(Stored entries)
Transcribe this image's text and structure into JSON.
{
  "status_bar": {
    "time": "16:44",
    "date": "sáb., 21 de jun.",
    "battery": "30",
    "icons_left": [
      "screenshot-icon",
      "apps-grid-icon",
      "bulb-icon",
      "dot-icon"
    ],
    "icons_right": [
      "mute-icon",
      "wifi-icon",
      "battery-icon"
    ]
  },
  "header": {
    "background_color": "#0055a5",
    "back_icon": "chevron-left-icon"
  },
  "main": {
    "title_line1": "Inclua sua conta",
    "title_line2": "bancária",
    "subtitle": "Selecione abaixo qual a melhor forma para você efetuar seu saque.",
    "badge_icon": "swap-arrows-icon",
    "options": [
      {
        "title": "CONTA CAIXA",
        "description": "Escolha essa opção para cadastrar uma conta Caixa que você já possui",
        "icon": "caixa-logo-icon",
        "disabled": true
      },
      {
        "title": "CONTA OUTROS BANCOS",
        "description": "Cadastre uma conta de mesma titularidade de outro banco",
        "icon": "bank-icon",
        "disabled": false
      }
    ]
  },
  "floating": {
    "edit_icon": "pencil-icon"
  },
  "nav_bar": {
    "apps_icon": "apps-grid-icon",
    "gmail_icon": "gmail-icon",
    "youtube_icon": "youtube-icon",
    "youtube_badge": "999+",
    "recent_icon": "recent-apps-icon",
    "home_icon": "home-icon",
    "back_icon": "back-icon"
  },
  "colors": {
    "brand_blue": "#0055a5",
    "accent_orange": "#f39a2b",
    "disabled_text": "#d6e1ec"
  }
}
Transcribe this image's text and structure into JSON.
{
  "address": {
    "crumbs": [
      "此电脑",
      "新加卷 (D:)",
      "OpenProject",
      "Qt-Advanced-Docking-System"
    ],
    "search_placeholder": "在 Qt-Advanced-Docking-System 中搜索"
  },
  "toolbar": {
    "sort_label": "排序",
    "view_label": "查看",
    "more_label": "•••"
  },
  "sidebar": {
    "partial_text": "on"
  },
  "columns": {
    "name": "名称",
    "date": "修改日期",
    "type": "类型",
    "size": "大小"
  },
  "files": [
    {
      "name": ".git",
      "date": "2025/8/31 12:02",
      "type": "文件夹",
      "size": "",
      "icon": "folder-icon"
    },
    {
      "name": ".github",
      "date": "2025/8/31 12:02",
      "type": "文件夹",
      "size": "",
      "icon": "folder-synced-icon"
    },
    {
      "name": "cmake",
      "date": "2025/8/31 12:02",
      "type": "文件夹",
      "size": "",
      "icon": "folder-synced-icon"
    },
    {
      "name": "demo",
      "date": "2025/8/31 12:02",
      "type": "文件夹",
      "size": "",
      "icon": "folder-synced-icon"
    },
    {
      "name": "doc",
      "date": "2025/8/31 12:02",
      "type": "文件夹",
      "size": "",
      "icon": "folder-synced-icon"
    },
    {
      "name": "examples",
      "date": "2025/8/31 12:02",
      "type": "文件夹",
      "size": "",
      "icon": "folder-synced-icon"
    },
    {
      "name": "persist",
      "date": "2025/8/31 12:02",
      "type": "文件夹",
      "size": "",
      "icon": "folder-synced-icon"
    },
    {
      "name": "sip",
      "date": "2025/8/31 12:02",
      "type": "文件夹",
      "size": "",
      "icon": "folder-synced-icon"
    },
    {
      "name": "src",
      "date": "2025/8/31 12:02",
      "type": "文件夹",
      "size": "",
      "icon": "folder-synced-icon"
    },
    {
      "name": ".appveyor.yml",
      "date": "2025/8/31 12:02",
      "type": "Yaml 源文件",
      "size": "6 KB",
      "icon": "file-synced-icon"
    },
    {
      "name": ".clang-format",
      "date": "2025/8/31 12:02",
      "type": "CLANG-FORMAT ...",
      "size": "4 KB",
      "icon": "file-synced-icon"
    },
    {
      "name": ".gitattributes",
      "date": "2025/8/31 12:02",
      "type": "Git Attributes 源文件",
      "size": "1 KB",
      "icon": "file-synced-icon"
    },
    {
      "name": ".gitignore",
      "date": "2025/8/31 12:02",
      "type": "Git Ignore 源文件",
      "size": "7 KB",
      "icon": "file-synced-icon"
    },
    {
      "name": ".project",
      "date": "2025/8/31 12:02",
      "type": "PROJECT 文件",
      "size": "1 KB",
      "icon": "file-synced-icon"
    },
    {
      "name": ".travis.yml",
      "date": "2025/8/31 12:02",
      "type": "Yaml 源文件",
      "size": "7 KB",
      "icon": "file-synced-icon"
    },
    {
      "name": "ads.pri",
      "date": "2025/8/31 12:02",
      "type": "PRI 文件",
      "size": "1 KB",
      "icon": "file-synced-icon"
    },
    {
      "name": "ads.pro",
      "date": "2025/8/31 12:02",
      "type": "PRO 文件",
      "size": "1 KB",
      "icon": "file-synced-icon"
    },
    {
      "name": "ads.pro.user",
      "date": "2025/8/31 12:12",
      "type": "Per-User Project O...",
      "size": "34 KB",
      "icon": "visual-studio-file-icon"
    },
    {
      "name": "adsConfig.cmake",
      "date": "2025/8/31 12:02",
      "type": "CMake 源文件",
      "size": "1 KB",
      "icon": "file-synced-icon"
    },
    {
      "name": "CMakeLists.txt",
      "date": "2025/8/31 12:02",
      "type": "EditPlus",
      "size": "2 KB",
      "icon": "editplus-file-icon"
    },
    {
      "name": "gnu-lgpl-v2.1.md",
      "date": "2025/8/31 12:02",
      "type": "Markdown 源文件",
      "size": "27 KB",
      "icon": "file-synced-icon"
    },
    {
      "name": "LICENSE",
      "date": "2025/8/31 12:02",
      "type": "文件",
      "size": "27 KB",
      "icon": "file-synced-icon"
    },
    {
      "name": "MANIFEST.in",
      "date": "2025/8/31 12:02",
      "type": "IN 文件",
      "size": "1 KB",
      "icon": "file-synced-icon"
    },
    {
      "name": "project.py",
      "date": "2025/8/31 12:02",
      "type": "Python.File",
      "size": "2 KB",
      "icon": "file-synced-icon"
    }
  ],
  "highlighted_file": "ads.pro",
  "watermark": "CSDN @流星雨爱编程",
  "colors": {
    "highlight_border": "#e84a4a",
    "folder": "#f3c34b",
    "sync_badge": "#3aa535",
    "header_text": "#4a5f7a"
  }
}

WHAT IS ASKED: The entries above must be returned exactly.

THE COMPLETED TASK:
Transcribe this image's text and structure into JSON.
{
  "status_bar": {
    "time": "16:44",
    "date": "sáb., 21 de jun.",
    "battery": "30",
    "icons_left": [
      "screenshot-icon",
      "apps-grid-icon",
      "bulb-icon",
      "dot-icon"
    ],
    "icons_right": [
      "mute-icon",
      "wifi-icon",
      "battery-icon"
    ]
  },
  "header": {
    "background_color": "#0055a5",
    "back_icon": "chevron-left-icon"
  },
  "main": {
    "title_line1": "Inclua sua conta",
    "title_line2": "bancária",
    "subtitle": "Selecione abaixo qual a melhor forma para você efetuar seu saque.",
    "badge_icon": "swap-arrows-icon",
    "options": [
      {
        "title": "CONTA CAIXA",
        "description": "Escolha essa opção para cadastrar uma conta Caixa que você já possui",
        "icon": "caixa-logo-icon",
        "disabled": true
      },
      {
        "title": "CONTA OUTROS BANCOS",
        "description": "Cadastre uma conta de mesma titularidade de outro banco",
        "icon": "bank-icon",
        "disabled": false
      }
    ]
  },
  "floating": {
    "edit_icon": "pencil-icon"
  },
  "nav_bar": {
    "apps_icon": "apps-grid-icon",
    "gmail_icon": "gmail-icon",
    "youtube_icon": "youtube-icon",
    "youtube_badge": "999+",
    "recent_icon": "recent-apps-icon",
    "home_icon": "home-icon",
    "back_icon": "back-icon"
  },
  "colors": {
    "brand_blue": "#0055a5",
    "accent_orange": "#f39a2b",
    "disabled_text": "#d6e1ec"
  }
}
Transcribe this image's text and structure into JSON.
{
  "address": {
    "crumbs": [
      "此电脑",
      "新加卷 (D:)",
      "OpenProject",
      "Qt-Advanced-Docking-System"
    ],
    "search_placeholder": "在 Qt-Advanced-Docking-System 中搜索"
  },
  "toolbar": {
    "sort_label": "排序",
    "view_label": "查看",
    "more_label": "•••"
  },
  "sidebar": {
    "partial_text": "on"
  },
  "columns": {
    "name": "名称",
    "date": "修改日期",
    "type": "类型",
    "size": "大小"
  },
  "files": [
    {
      "name": ".git",
      "date": "2025/8/31 12:02",
      "type": "文件夹",
      "size": "",
      "icon": "folder-icon"
    },
    {
      "name": ".github",
      "date": "2025/8/31 12:02",
      "type": "文件夹",
      "size": "",
      "icon": "folder-synced-icon"
    },
    {
      "name": "cmake",
      "date": "2025/8/31 12:02",
      "type": "文件夹",
      "size": "",
      "icon": "folder-synced-icon"
    },
    {
      "name": "demo",
      "date": "2025/8/31 12:02",
      "type": "文件夹",
      "size": "",
      "icon": "folder-synced-icon"
    },
    {
      "name": "doc",
      "date": "2025/8/31 12:02",
      "type": "文件夹",
      "size": "",
      "icon": "folder-synced-icon"
    },
    {
      "name": "examples",
      "date": "2025/8/31 12:02",
      "type": "文件夹",
      "size": "",
      "icon": "folder-synced-icon"
    },
    {
      "name": "persist",
      "date": "2025/8/31 12:02",
      "type": "文件夹",
      "size": "",
      "icon": "folder-synced-icon"
    },
    {
      "name": "sip",
      "date": "2025/8/31 12:02",
      "type": "文件夹",
      "size": "",
      "icon": "folder-synced-icon"
    },
    {
      "name": "src",
      "date": "2025/8/31 12:02",
      "type": "文件夹",
      "size": "",
      "icon": "folder-synced-icon"
    },
    {
      "name": ".appveyor.yml",
      "date": "2025/8/31 12:02",
      "type": "Yaml 源文件",
      "size": "6 KB",
      "icon": "file-synced-icon"
    },
    {
      "name": ".clang-format",
      "date": "2025/8/31 12:02",
      "type": "CLANG-FORMAT ...",
      "size": "4 KB",
      "icon": "file-synced-icon"
    },
    {
      "name": ".gitattributes",
      "date": "2025/8/31 12:02",
      "type": "Git Attributes 源文件",
      "size": "1 KB",
      "icon": "file-synced-icon"
    },
    {
      "name": ".gitignore",
      "date": "2025/8/31 12:02",
      "type": "Git Ignore 源文件",
      "size": "7 KB",
      "icon": "file-synced-icon"
    },
    {
      "name": ".project",
      "date": "2025/8/31 12:02",
      "type": "PROJECT 文件",
      "size": "1 KB",
      "icon": "file-synced-icon"
    },
    {
      "name": ".travis.yml",
      "date": "2025/8/31 12:02",
      "type": "Yaml 源文件",
      "size": "7 KB",
      "icon": "file-synced-icon"
    },
    {
      "name": "ads.pri",
      "date": "2025/8/31 12:02",
      "type": "PRI 文件",
      "size": "1 KB",
      "icon": "file-synced-icon"
    },
    {
      "name": "ads.pro",
      "date": "2025/8/31 12:02",
      "type": "PRO 文件",
      "size": "1 KB",
      "icon": "file-synced-icon"
    },
    {
      "name": "ads.pro.user",
      "date": "2025/8/31 12:12",
      "type": "Per-User Project O...",
      "size": "34 KB",
      "icon": "visual-studio-file-icon"
    },
    {
      "name": "adsConfig.cmake",
      "date": "2025/8/31 12:02",
      "type": "CMake 源文件",
      "size": "1 KB",
      "icon": "file-synced-icon"
    },
    {
      "name": "CMakeLists.txt",
      "date": "2025/8/31 12:02",
      "type": "EditPlus",
      "size": "2 KB",
      "icon": "editplus-file-icon"
    },
    {
      "name": "gnu-lgpl-v2.1.md",
      "date": "2025/8/31 12:02",
      "type": "Markdown 源文件",
      "size": "27 KB",
      "icon": "file-synced-icon"
    },
    {
      "name": "LICENSE",
      "date": "2025/8/31 12:02",
      "type": "文件",
      "size": "27 KB",
      "icon": "file-synced-icon"
    },
    {
      "name": "MANIFEST.in",
      "date": "2025/8/31 12:02",
      "type": "IN 文件",
      "size": "1 KB",
      "icon": "file-synced-icon"
    },
    {
      "name": "project.py",
      "date": "2025/8/31 12:02",
      "type": "Python.File",
      "size": "2 KB",
      "icon": "file-synced-icon"
    }
  ],
  "highlighted_file": "ads.pro",
  "watermark": "CSDN @流星雨爱编程",
  "colors": {
    "highlight_border": "#e84a4a",
    "folder": "#f3c34b",
    "sync_badge": "#3aa535",
    "header_text": "#4a5f7a"
  }
}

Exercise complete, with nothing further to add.